[Begin Recorded information]

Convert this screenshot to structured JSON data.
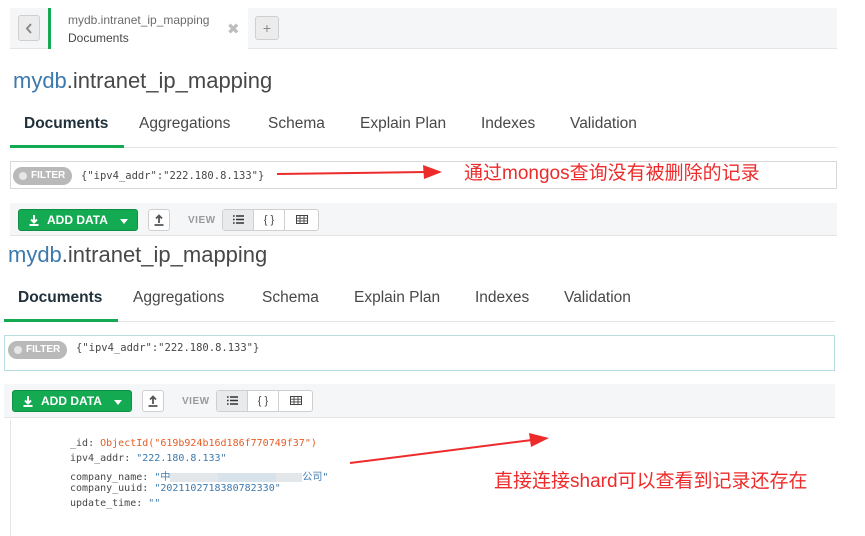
{
  "tab": {
    "namespace": "mydb.intranet_ip_mapping",
    "subtitle": "Documents",
    "close_glyph": "✖",
    "add_glyph": "+"
  },
  "panels": [
    {
      "title_db": "mydb",
      "title_coll": ".intranet_ip_mapping",
      "tabs": [
        "Documents",
        "Aggregations",
        "Schema",
        "Explain Plan",
        "Indexes",
        "Validation"
      ],
      "active_tab": "Documents",
      "filter_label": "FILTER",
      "filter_query": "{\"ipv4_addr\":\"222.180.8.133\"}",
      "add_data_label": "ADD DATA",
      "view_label": "VIEW",
      "view_icons": [
        "list-view-icon",
        "json-view-icon",
        "table-view-icon"
      ]
    },
    {
      "title_db": "mydb",
      "title_coll": ".intranet_ip_mapping",
      "tabs": [
        "Documents",
        "Aggregations",
        "Schema",
        "Explain Plan",
        "Indexes",
        "Validation"
      ],
      "active_tab": "Documents",
      "filter_label": "FILTER",
      "filter_query": "{\"ipv4_addr\":\"222.180.8.133\"}",
      "add_data_label": "ADD DATA",
      "view_label": "VIEW",
      "view_icons": [
        "list-view-icon",
        "json-view-icon",
        "table-view-icon"
      ]
    }
  ],
  "document": {
    "id_key": "_id",
    "id_func": "ObjectId(\"619b924b16d186f770749f37\")",
    "ipv4_key": "ipv4_addr",
    "ipv4_val": "\"222.180.8.133\"",
    "company_name_key": "company_name",
    "company_name_prefix": "\"中",
    "company_name_suffix": "公司\"",
    "company_uuid_key": "company_uuid",
    "company_uuid_val": "\"2021102718380782330\"",
    "update_time_key": "update_time",
    "update_time_val": "\"\""
  },
  "annotations": {
    "top": "通过mongos查询没有被删除的记录",
    "bottom": "直接连接shard可以查看到记录还存在"
  },
  "colors": {
    "accent_green": "#13aa52",
    "db_blue": "#3d79ad",
    "objectid_orange": "#e85b23",
    "annotation_red": "#ee2b2b"
  }
}
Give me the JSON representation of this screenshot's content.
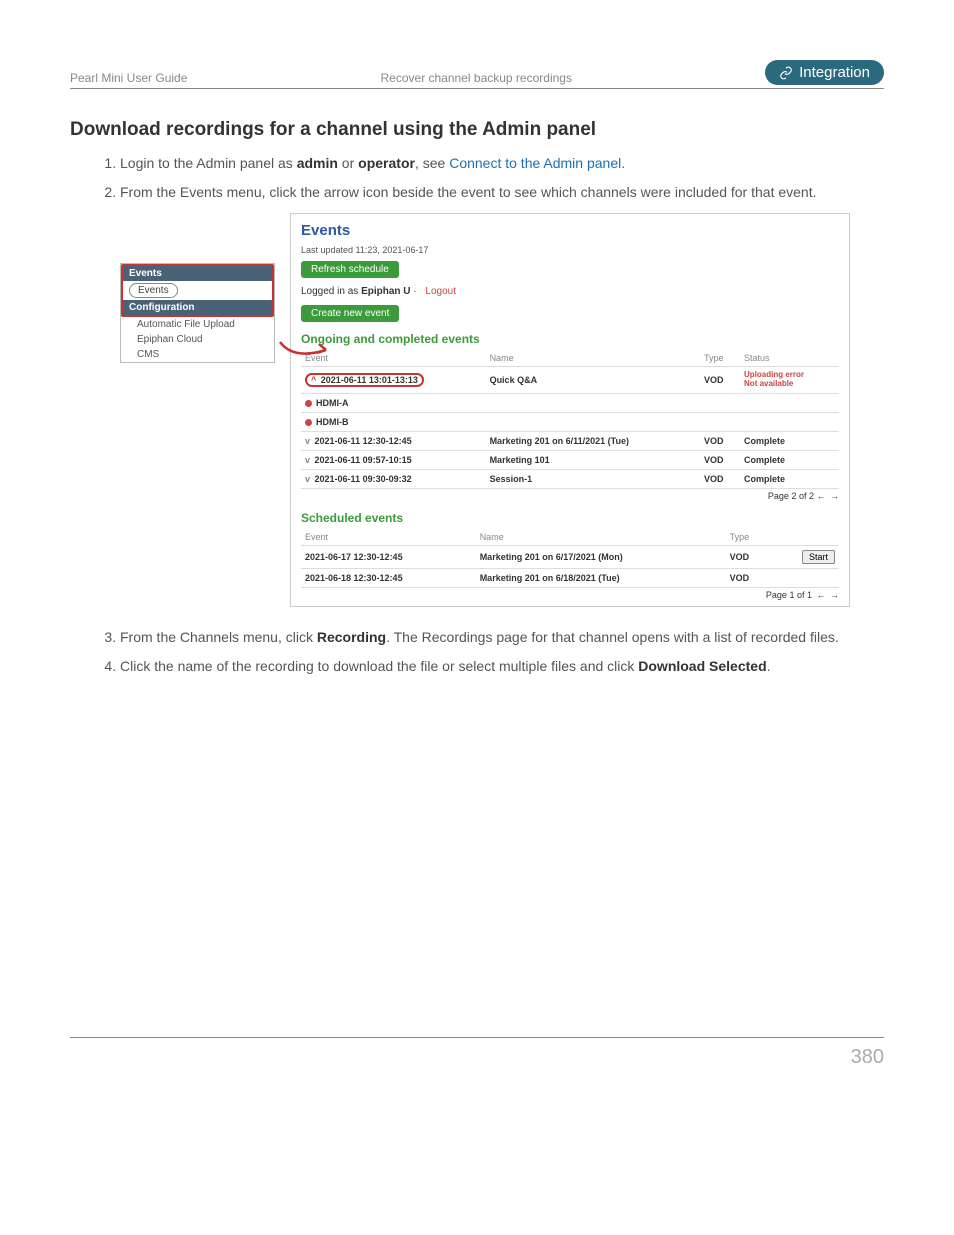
{
  "header": {
    "guide": "Pearl Mini User Guide",
    "section": "Recover channel backup recordings",
    "badge": "Integration"
  },
  "title": "Download recordings for a channel using the Admin panel",
  "steps": {
    "s1_a": "Login to the Admin panel as ",
    "s1_admin": "admin",
    "s1_or": " or ",
    "s1_op": "operator",
    "s1_see": ", see ",
    "s1_link": "Connect to the Admin panel",
    "s1_end": ".",
    "s2": "From the Events menu, click the arrow icon beside the event to see which channels were included for that event.",
    "s3_a": "From the Channels menu, click ",
    "s3_b": "Recording",
    "s3_c": ". The Recordings page for that channel opens with a list of recorded files.",
    "s4_a": "Click the name of the recording to download the file or select multiple files and click ",
    "s4_b": "Download Selected",
    "s4_c": "."
  },
  "sidebar": {
    "events_head": "Events",
    "events_item": "Events",
    "config_head": "Configuration",
    "items": [
      "Automatic File Upload",
      "Epiphan Cloud",
      "CMS"
    ]
  },
  "panel": {
    "title": "Events",
    "last_updated": "Last updated 11:23, 2021-06-17",
    "refresh": "Refresh schedule",
    "logged_in_pre": "Logged in as ",
    "logged_in_user": "Epiphan U",
    "logout": "Logout",
    "create": "Create new event",
    "ongoing_head": "Ongoing and completed events",
    "scheduled_head": "Scheduled events",
    "cols": {
      "event": "Event",
      "name": "Name",
      "type": "Type",
      "status": "Status"
    },
    "ongoing": [
      {
        "time": "2021-06-11 13:01-13:13",
        "name": "Quick Q&A",
        "type": "VOD",
        "status1": "Uploading error",
        "status2": "Not available",
        "open": true
      },
      {
        "hdmi": "HDMI-A"
      },
      {
        "hdmi": "HDMI-B"
      },
      {
        "time": "2021-06-11 12:30-12:45",
        "name": "Marketing 201 on 6/11/2021 (Tue)",
        "type": "VOD",
        "status": "Complete"
      },
      {
        "time": "2021-06-11 09:57-10:15",
        "name": "Marketing 101",
        "type": "VOD",
        "status": "Complete"
      },
      {
        "time": "2021-06-11 09:30-09:32",
        "name": "Session-1",
        "type": "VOD",
        "status": "Complete"
      }
    ],
    "pager1": "Page 2 of 2",
    "scheduled": [
      {
        "time": "2021-06-17 12:30-12:45",
        "name": "Marketing 201 on 6/17/2021 (Mon)",
        "type": "VOD",
        "start": "Start"
      },
      {
        "time": "2021-06-18 12:30-12:45",
        "name": "Marketing 201 on 6/18/2021 (Tue)",
        "type": "VOD"
      }
    ],
    "pager2": "Page 1 of 1"
  },
  "page_number": "380"
}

[End Recorded information]

**What to work on:** Pictures in the records should not appear in your copy, but everything else must be transcribed exactly.

**Exercise response:**
Convert this screenshot to structured JSON data.
{
  "tab": {
    "namespace": "mydb.intranet_ip_mapping",
    "subtitle": "Documents",
    "close_glyph": "✖",
    "add_glyph": "+"
  },
  "panels": [
    {
      "title_db": "mydb",
      "title_coll": ".intranet_ip_mapping",
      "tabs": [
        "Documents",
        "Aggregations",
        "Schema",
        "Explain Plan",
        "Indexes",
        "Validation"
      ],
      "active_tab": "Documents",
      "filter_label": "FILTER",
      "filter_query": "{\"ipv4_addr\":\"222.180.8.133\"}",
      "add_data_label": "ADD DATA",
      "view_label": "VIEW",
      "view_icons": [
        "list-view-icon",
        "json-view-icon",
        "table-view-icon"
      ]
    },
    {
      "title_db": "mydb",
      "title_coll": ".intranet_ip_mapping",
      "tabs": [
        "Documents",
        "Aggregations",
        "Schema",
        "Explain Plan",
        "Indexes",
        "Validation"
      ],
      "active_tab": "Documents",
      "filter_label": "FILTER",
      "filter_query": "{\"ipv4_addr\":\"222.180.8.133\"}",
      "add_data_label": "ADD DATA",
      "view_label": "VIEW",
      "view_icons": [
        "list-view-icon",
        "json-view-icon",
        "table-view-icon"
      ]
    }
  ],
  "document": {
    "id_key": "_id",
    "id_func": "ObjectId(\"619b924b16d186f770749f37\")",
    "ipv4_key": "ipv4_addr",
    "ipv4_val": "\"222.180.8.133\"",
    "company_name_key": "company_name",
    "company_name_prefix": "\"中",
    "company_name_suffix": "公司\"",
    "company_uuid_key": "company_uuid",
    "company_uuid_val": "\"2021102718380782330\"",
    "update_time_key": "update_time",
    "update_time_val": "\"\""
  },
  "annotations": {
    "top": "通过mongos查询没有被删除的记录",
    "bottom": "直接连接shard可以查看到记录还存在"
  },
  "colors": {
    "accent_green": "#13aa52",
    "db_blue": "#3d79ad",
    "objectid_orange": "#e85b23",
    "annotation_red": "#ee2b2b"
  }
}
Give me the JSON representation of this screenshot's content.
{
  "header": {
    "guide": "Pearl Mini User Guide",
    "section": "Recover channel backup recordings",
    "badge": "Integration"
  },
  "title": "Download recordings for a channel using the Admin panel",
  "steps": {
    "s1_a": "Login to the Admin panel as ",
    "s1_admin": "admin",
    "s1_or": " or ",
    "s1_op": "operator",
    "s1_see": ", see ",
    "s1_link": "Connect to the Admin panel",
    "s1_end": ".",
    "s2": "From the Events menu, click the arrow icon beside the event to see which channels were included for that event.",
    "s3_a": "From the Channels menu, click ",
    "s3_b": "Recording",
    "s3_c": ". The Recordings page for that channel opens with a list of recorded files.",
    "s4_a": "Click the name of the recording to download the file or select multiple files and click ",
    "s4_b": "Download Selected",
    "s4_c": "."
  },
  "sidebar": {
    "events_head": "Events",
    "events_item": "Events",
    "config_head": "Configuration",
    "items": [
      "Automatic File Upload",
      "Epiphan Cloud",
      "CMS"
    ]
  },
  "panel": {
    "title": "Events",
    "last_updated": "Last updated 11:23, 2021-06-17",
    "refresh": "Refresh schedule",
    "logged_in_pre": "Logged in as ",
    "logged_in_user": "Epiphan U",
    "logout": "Logout",
    "create": "Create new event",
    "ongoing_head": "Ongoing and completed events",
    "scheduled_head": "Scheduled events",
    "cols": {
      "event": "Event",
      "name": "Name",
      "type": "Type",
      "status": "Status"
    },
    "ongoing": [
      {
        "time": "2021-06-11 13:01-13:13",
        "name": "Quick Q&A",
        "type": "VOD",
        "status1": "Uploading error",
        "status2": "Not available",
        "open": true
      },
      {
        "hdmi": "HDMI-A"
      },
      {
        "hdmi": "HDMI-B"
      },
      {
        "time": "2021-06-11 12:30-12:45",
        "name": "Marketing 201 on 6/11/2021 (Tue)",
        "type": "VOD",
        "status": "Complete"
      },
      {
        "time": "2021-06-11 09:57-10:15",
        "name": "Marketing 101",
        "type": "VOD",
        "status": "Complete"
      },
      {
        "time": "2021-06-11 09:30-09:32",
        "name": "Session-1",
        "type": "VOD",
        "status": "Complete"
      }
    ],
    "pager1": "Page 2 of 2",
    "scheduled": [
      {
        "time": "2021-06-17 12:30-12:45",
        "name": "Marketing 201 on 6/17/2021 (Mon)",
        "type": "VOD",
        "start": "Start"
      },
      {
        "time": "2021-06-18 12:30-12:45",
        "name": "Marketing 201 on 6/18/2021 (Tue)",
        "type": "VOD"
      }
    ],
    "pager2": "Page 1 of 1"
  },
  "page_number": "380"
}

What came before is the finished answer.